MATERIAL PROVIDED -
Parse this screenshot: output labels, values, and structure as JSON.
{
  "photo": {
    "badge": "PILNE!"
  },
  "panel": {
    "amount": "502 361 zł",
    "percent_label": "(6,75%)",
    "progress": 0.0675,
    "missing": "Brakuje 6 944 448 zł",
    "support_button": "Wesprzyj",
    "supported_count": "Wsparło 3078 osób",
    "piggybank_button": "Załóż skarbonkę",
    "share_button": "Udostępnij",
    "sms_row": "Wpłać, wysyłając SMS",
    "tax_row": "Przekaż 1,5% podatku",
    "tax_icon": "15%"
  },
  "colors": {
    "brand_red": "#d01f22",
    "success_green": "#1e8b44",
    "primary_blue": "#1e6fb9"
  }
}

YOUR OBJECTIVE - The records above must be repeated exactly, every one of them.

REPLY -
Parse this screenshot: output labels, values, and structure as JSON.
{
  "photo": {
    "badge": "PILNE!"
  },
  "panel": {
    "amount": "502 361 zł",
    "percent_label": "(6,75%)",
    "progress": 0.0675,
    "missing": "Brakuje 6 944 448 zł",
    "support_button": "Wesprzyj",
    "supported_count": "Wsparło 3078 osób",
    "piggybank_button": "Załóż skarbonkę",
    "share_button": "Udostępnij",
    "sms_row": "Wpłać, wysyłając SMS",
    "tax_row": "Przekaż 1,5% podatku",
    "tax_icon": "15%"
  },
  "colors": {
    "brand_red": "#d01f22",
    "success_green": "#1e8b44",
    "primary_blue": "#1e6fb9"
  }
}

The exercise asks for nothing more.